• [Stated task]: Pictures within the data are to be left out; everything else must be reproduced exactly.

• [Material for this exercise]:
-- -- --
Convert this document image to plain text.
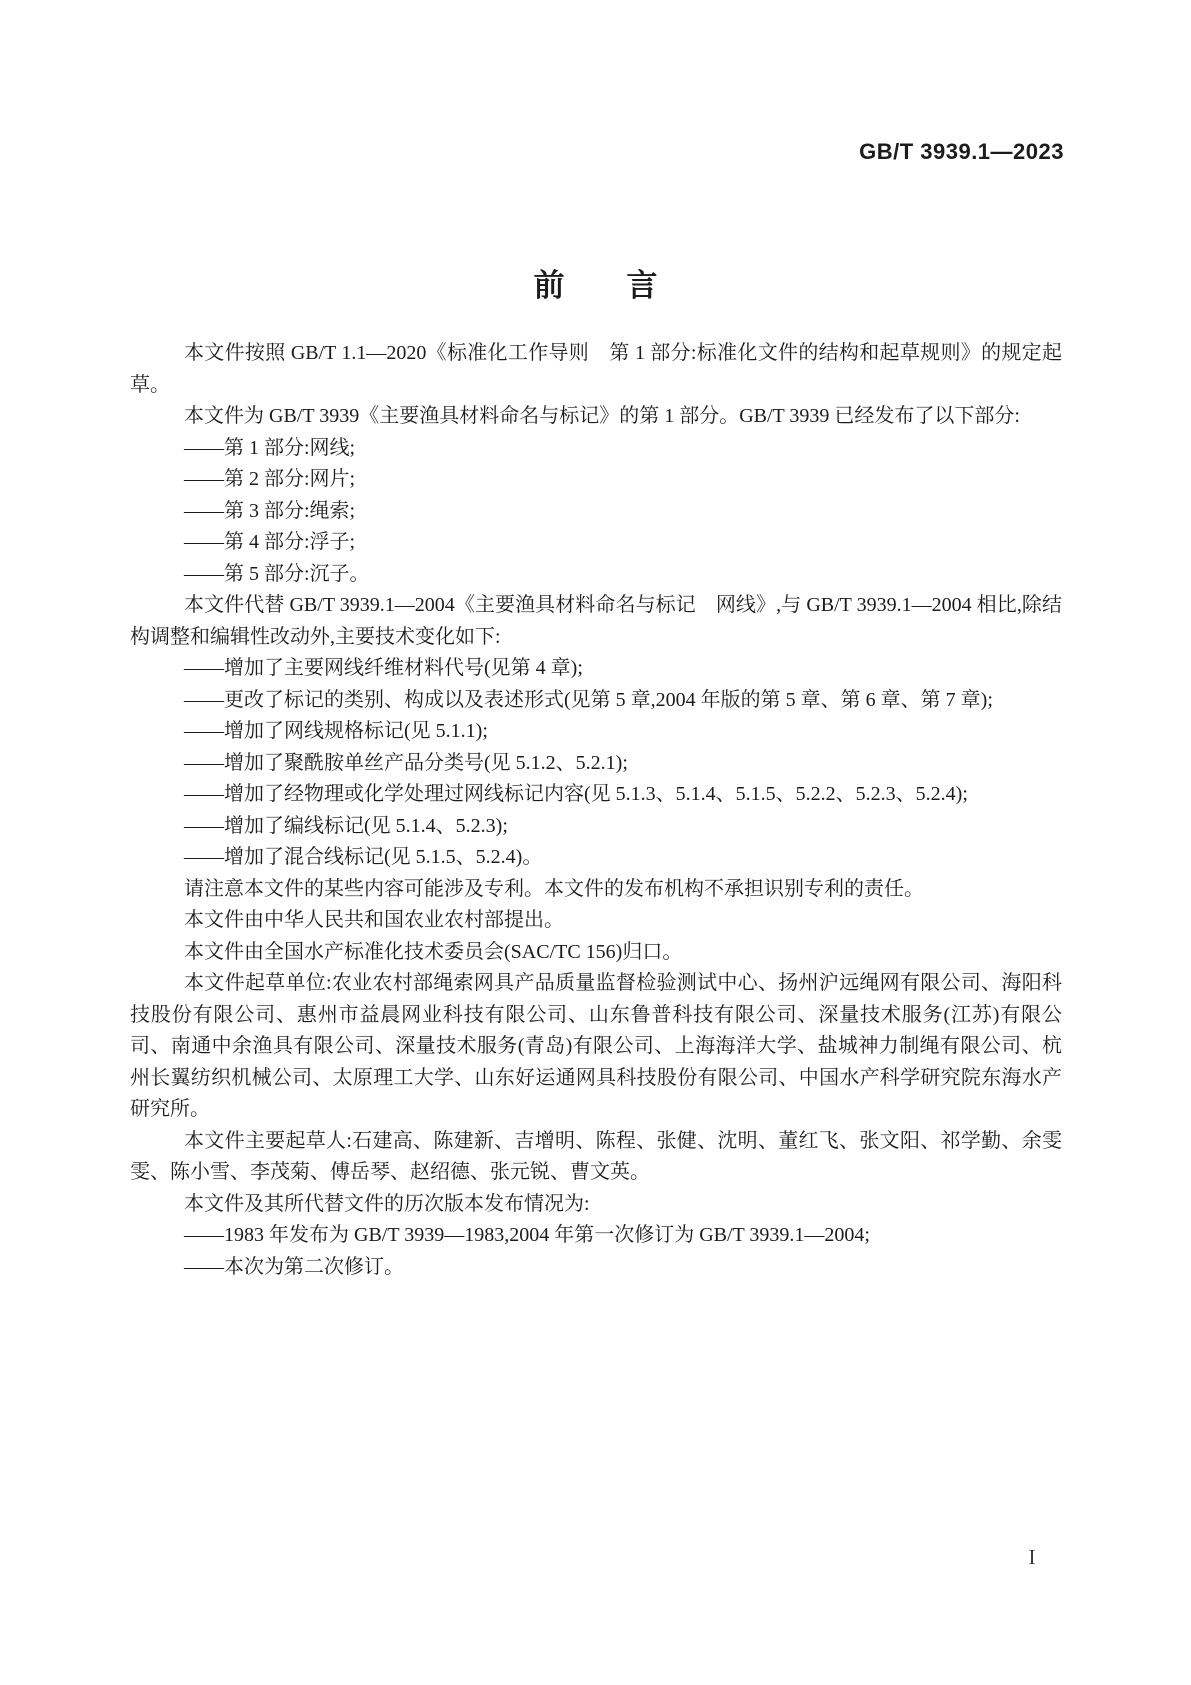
GB/T 3939.1—2023
前　　言

本文件按照 GB/T 1.1—2020《标准化工作导则　第 1 部分:标准化文件的结构和起草规则》的规定起草。

本文件为 GB/T 3939《主要渔具材料命名与标记》的第 1 部分。GB/T 3939 已经发布了以下部分:

——第 1 部分:网线;

——第 2 部分:网片;

——第 3 部分:绳索;

——第 4 部分:浮子;

——第 5 部分:沉子。

本文件代替 GB/T 3939.1—2004《主要渔具材料命名与标记　网线》,与 GB/T 3939.1—2004 相比,除结构调整和编辑性改动外,主要技术变化如下:

——增加了主要网线纤维材料代号(见第 4 章);

——更改了标记的类别、构成以及表述形式(见第 5 章,2004 年版的第 5 章、第 6 章、第 7 章);

——增加了网线规格标记(见 5.1.1);

——增加了聚酰胺单丝产品分类号(见 5.1.2、5.2.1);

——增加了经物理或化学处理过网线标记内容(见 5.1.3、5.1.4、5.1.5、5.2.2、5.2.3、5.2.4);

——增加了编线标记(见 5.1.4、5.2.3);

——增加了混合线标记(见 5.1.5、5.2.4)。

请注意本文件的某些内容可能涉及专利。本文件的发布机构不承担识别专利的责任。

本文件由中华人民共和国农业农村部提出。

本文件由全国水产标准化技术委员会(SAC/TC 156)归口。

本文件起草单位:农业农村部绳索网具产品质量监督检验测试中心、扬州沪远绳网有限公司、海阳科技股份有限公司、惠州市益晨网业科技有限公司、山东鲁普科技有限公司、深量技术服务(江苏)有限公司、南通中余渔具有限公司、深量技术服务(青岛)有限公司、上海海洋大学、盐城神力制绳有限公司、杭州长翼纺织机械公司、太原理工大学、山东好运通网具科技股份有限公司、中国水产科学研究院东海水产研究所。

本文件主要起草人:石建高、陈建新、吉增明、陈程、张健、沈明、董红飞、张文阳、祁学勤、余雯雯、陈小雪、李茂菊、傅岳琴、赵绍德、张元锐、曹文英。

本文件及其所代替文件的历次版本发布情况为:

——1983 年发布为 GB/T 3939—1983,2004 年第一次修订为 GB/T 3939.1—2004;

——本次为第二次修订。

I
-- -- --
• [Written reply]:
Convert this document image to plain text.
GB/T 3939.1—2023
前　　言

本文件按照 GB/T 1.1—2020《标准化工作导则　第 1 部分:标准化文件的结构和起草规则》的规定起草。

本文件为 GB/T 3939《主要渔具材料命名与标记》的第 1 部分。GB/T 3939 已经发布了以下部分:

——第 1 部分:网线;

——第 2 部分:网片;

——第 3 部分:绳索;

——第 4 部分:浮子;

——第 5 部分:沉子。

本文件代替 GB/T 3939.1—2004《主要渔具材料命名与标记　网线》,与 GB/T 3939.1—2004 相比,除结构调整和编辑性改动外,主要技术变化如下:

——增加了主要网线纤维材料代号(见第 4 章);

——更改了标记的类别、构成以及表述形式(见第 5 章,2004 年版的第 5 章、第 6 章、第 7 章);

——增加了网线规格标记(见 5.1.1);

——增加了聚酰胺单丝产品分类号(见 5.1.2、5.2.1);

——增加了经物理或化学处理过网线标记内容(见 5.1.3、5.1.4、5.1.5、5.2.2、5.2.3、5.2.4);

——增加了编线标记(见 5.1.4、5.2.3);

——增加了混合线标记(见 5.1.5、5.2.4)。

请注意本文件的某些内容可能涉及专利。本文件的发布机构不承担识别专利的责任。

本文件由中华人民共和国农业农村部提出。

本文件由全国水产标准化技术委员会(SAC/TC 156)归口。

本文件起草单位:农业农村部绳索网具产品质量监督检验测试中心、扬州沪远绳网有限公司、海阳科技股份有限公司、惠州市益晨网业科技有限公司、山东鲁普科技有限公司、深量技术服务(江苏)有限公司、南通中余渔具有限公司、深量技术服务(青岛)有限公司、上海海洋大学、盐城神力制绳有限公司、杭州长翼纺织机械公司、太原理工大学、山东好运通网具科技股份有限公司、中国水产科学研究院东海水产研究所。

本文件主要起草人:石建高、陈建新、吉增明、陈程、张健、沈明、董红飞、张文阳、祁学勤、余雯雯、陈小雪、李茂菊、傅岳琴、赵绍德、张元锐、曹文英。

本文件及其所代替文件的历次版本发布情况为:

——1983 年发布为 GB/T 3939—1983,2004 年第一次修订为 GB/T 3939.1—2004;

——本次为第二次修订。

I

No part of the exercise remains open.